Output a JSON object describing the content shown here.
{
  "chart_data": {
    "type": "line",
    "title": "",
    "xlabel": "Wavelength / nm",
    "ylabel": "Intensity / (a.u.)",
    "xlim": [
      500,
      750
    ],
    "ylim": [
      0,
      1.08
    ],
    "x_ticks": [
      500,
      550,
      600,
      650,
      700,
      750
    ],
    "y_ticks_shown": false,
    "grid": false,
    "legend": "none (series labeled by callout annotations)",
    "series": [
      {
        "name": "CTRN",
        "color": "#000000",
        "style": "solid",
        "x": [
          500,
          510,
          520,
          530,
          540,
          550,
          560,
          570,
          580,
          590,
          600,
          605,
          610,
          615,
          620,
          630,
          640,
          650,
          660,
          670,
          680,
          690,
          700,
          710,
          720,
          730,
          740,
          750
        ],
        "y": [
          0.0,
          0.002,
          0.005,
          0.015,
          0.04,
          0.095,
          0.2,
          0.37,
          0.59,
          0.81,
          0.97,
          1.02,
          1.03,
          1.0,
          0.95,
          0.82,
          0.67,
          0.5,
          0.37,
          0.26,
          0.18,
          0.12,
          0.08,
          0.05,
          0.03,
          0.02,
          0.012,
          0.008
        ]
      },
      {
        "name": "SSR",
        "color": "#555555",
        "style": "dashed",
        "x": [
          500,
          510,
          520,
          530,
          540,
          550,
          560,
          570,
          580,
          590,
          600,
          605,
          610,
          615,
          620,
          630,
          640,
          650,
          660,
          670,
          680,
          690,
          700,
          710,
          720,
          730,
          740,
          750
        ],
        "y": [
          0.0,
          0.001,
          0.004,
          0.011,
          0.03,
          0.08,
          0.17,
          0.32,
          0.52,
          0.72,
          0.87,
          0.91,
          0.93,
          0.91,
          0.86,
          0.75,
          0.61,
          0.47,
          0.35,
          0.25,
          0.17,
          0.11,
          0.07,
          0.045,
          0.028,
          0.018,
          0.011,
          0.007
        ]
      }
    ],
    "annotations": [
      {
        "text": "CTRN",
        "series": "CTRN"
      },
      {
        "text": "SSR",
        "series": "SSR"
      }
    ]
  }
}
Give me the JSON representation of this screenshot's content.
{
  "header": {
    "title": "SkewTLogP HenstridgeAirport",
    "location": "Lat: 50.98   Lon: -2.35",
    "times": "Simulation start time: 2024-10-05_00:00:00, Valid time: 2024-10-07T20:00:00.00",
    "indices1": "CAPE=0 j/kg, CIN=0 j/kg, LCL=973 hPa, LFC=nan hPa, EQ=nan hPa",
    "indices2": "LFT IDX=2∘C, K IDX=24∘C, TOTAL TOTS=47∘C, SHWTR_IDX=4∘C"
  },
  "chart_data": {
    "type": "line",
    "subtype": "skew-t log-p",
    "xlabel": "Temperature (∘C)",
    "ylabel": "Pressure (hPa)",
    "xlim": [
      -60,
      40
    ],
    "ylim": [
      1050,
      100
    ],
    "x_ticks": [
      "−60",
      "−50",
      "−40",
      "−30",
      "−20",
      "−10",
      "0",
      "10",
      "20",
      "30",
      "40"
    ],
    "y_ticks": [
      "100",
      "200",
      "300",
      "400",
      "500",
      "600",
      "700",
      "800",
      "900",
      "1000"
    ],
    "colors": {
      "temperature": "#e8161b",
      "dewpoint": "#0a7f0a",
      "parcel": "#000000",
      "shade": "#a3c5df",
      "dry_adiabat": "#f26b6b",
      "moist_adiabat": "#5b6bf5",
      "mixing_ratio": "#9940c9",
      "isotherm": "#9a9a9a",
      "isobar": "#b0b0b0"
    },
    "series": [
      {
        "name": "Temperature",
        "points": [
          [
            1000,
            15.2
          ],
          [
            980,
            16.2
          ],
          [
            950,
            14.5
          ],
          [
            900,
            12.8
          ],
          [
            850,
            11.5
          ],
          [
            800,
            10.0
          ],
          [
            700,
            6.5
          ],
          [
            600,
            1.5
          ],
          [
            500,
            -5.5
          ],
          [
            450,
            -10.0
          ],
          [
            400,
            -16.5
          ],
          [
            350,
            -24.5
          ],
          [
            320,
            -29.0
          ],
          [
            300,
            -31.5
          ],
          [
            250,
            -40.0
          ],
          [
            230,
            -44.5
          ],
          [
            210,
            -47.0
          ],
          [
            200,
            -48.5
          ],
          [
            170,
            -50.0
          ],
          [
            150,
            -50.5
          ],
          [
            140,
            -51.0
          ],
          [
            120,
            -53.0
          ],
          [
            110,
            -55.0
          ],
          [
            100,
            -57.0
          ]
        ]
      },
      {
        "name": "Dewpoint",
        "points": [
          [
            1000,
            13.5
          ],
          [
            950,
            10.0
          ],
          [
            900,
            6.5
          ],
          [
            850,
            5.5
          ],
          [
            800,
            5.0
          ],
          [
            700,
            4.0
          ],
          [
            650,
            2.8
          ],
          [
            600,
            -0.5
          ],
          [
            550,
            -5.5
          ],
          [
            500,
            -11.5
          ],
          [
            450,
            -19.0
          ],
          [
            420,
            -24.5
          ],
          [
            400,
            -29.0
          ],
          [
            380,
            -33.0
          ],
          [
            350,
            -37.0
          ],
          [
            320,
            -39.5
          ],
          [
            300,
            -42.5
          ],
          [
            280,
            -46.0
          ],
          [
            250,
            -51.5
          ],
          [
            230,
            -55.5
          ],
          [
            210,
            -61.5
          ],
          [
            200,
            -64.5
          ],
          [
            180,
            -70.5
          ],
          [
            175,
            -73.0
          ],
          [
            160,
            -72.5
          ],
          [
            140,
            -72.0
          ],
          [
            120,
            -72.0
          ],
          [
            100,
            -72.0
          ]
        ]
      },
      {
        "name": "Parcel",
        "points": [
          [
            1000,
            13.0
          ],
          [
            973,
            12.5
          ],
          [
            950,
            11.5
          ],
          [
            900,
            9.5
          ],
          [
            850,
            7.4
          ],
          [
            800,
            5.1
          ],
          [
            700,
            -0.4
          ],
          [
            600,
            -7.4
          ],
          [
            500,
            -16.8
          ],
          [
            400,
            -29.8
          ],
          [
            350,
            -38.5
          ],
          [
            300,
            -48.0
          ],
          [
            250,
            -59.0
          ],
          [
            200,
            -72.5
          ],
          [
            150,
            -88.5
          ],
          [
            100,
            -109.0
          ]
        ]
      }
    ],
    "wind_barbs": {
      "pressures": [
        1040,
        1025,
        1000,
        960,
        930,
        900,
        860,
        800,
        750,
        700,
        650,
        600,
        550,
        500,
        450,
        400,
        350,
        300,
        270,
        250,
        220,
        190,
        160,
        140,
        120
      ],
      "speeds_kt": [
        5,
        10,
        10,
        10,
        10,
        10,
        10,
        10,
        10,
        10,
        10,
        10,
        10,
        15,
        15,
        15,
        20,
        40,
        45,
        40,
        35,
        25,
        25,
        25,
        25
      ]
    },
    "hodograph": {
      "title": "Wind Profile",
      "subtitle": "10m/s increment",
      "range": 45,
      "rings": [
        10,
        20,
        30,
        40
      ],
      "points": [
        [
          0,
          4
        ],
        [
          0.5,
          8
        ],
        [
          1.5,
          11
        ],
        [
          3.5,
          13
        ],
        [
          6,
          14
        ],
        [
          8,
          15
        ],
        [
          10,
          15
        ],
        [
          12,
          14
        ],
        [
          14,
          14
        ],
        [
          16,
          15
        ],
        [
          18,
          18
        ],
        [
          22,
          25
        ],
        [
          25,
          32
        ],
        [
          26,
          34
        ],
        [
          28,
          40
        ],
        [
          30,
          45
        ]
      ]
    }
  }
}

#####

Take every line that includes the string "ylabel" and copy it.

    "ylabel": "Intensity / (a.u.)",
    "ylabel": "Pressure (hPa)",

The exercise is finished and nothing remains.